# Directions
Transcribe every line of the listing below without any deviation.

# Material
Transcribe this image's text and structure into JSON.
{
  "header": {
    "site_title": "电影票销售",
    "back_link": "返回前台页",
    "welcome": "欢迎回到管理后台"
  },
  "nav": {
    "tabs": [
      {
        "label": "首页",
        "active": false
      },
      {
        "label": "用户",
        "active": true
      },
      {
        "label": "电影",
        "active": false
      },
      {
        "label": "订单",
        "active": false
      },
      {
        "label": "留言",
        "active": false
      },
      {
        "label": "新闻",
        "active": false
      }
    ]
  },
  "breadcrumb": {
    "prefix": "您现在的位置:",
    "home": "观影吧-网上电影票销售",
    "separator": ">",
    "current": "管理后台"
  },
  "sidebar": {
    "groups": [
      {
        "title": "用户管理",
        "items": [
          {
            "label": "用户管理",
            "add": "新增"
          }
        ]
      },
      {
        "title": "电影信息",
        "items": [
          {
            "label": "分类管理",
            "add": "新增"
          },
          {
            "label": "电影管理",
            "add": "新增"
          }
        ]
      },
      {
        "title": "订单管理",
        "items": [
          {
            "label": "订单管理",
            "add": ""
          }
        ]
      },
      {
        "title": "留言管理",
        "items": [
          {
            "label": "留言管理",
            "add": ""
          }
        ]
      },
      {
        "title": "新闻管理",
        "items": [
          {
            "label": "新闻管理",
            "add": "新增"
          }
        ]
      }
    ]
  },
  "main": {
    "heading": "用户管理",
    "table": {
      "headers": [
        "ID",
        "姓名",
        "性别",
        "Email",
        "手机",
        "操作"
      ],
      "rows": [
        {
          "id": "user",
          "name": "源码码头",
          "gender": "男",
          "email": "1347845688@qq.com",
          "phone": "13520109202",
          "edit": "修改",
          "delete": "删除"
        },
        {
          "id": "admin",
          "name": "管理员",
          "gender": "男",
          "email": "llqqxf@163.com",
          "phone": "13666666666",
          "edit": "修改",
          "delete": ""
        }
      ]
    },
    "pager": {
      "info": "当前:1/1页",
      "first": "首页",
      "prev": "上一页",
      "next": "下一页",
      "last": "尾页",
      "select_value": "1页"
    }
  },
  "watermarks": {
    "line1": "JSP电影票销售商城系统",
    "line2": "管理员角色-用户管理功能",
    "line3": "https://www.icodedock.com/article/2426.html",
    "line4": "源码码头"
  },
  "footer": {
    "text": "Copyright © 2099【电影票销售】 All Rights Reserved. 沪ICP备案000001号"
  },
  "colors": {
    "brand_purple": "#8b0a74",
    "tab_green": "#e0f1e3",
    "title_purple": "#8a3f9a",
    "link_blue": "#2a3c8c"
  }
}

# Solution
Transcribe this image's text and structure into JSON.
{
  "header": {
    "site_title": "电影票销售",
    "back_link": "返回前台页",
    "welcome": "欢迎回到管理后台"
  },
  "nav": {
    "tabs": [
      {
        "label": "首页",
        "active": false
      },
      {
        "label": "用户",
        "active": true
      },
      {
        "label": "电影",
        "active": false
      },
      {
        "label": "订单",
        "active": false
      },
      {
        "label": "留言",
        "active": false
      },
      {
        "label": "新闻",
        "active": false
      }
    ]
  },
  "breadcrumb": {
    "prefix": "您现在的位置:",
    "home": "观影吧-网上电影票销售",
    "separator": ">",
    "current": "管理后台"
  },
  "sidebar": {
    "groups": [
      {
        "title": "用户管理",
        "items": [
          {
            "label": "用户管理",
            "add": "新增"
          }
        ]
      },
      {
        "title": "电影信息",
        "items": [
          {
            "label": "分类管理",
            "add": "新增"
          },
          {
            "label": "电影管理",
            "add": "新增"
          }
        ]
      },
      {
        "title": "订单管理",
        "items": [
          {
            "label": "订单管理",
            "add": ""
          }
        ]
      },
      {
        "title": "留言管理",
        "items": [
          {
            "label": "留言管理",
            "add": ""
          }
        ]
      },
      {
        "title": "新闻管理",
        "items": [
          {
            "label": "新闻管理",
            "add": "新增"
          }
        ]
      }
    ]
  },
  "main": {
    "heading": "用户管理",
    "table": {
      "headers": [
        "ID",
        "姓名",
        "性别",
        "Email",
        "手机",
        "操作"
      ],
      "rows": [
        {
          "id": "user",
          "name": "源码码头",
          "gender": "男",
          "email": "1347845688@qq.com",
          "phone": "13520109202",
          "edit": "修改",
          "delete": "删除"
        },
        {
          "id": "admin",
          "name": "管理员",
          "gender": "男",
          "email": "llqqxf@163.com",
          "phone": "13666666666",
          "edit": "修改",
          "delete": ""
        }
      ]
    },
    "pager": {
      "info": "当前:1/1页",
      "first": "首页",
      "prev": "上一页",
      "next": "下一页",
      "last": "尾页",
      "select_value": "1页"
    }
  },
  "watermarks": {
    "line1": "JSP电影票销售商城系统",
    "line2": "管理员角色-用户管理功能",
    "line3": "https://www.icodedock.com/article/2426.html",
    "line4": "源码码头"
  },
  "footer": {
    "text": "Copyright © 2099【电影票销售】 All Rights Reserved. 沪ICP备案000001号"
  },
  "colors": {
    "brand_purple": "#8b0a74",
    "tab_green": "#e0f1e3",
    "title_purple": "#8a3f9a",
    "link_blue": "#2a3c8c"
  }
}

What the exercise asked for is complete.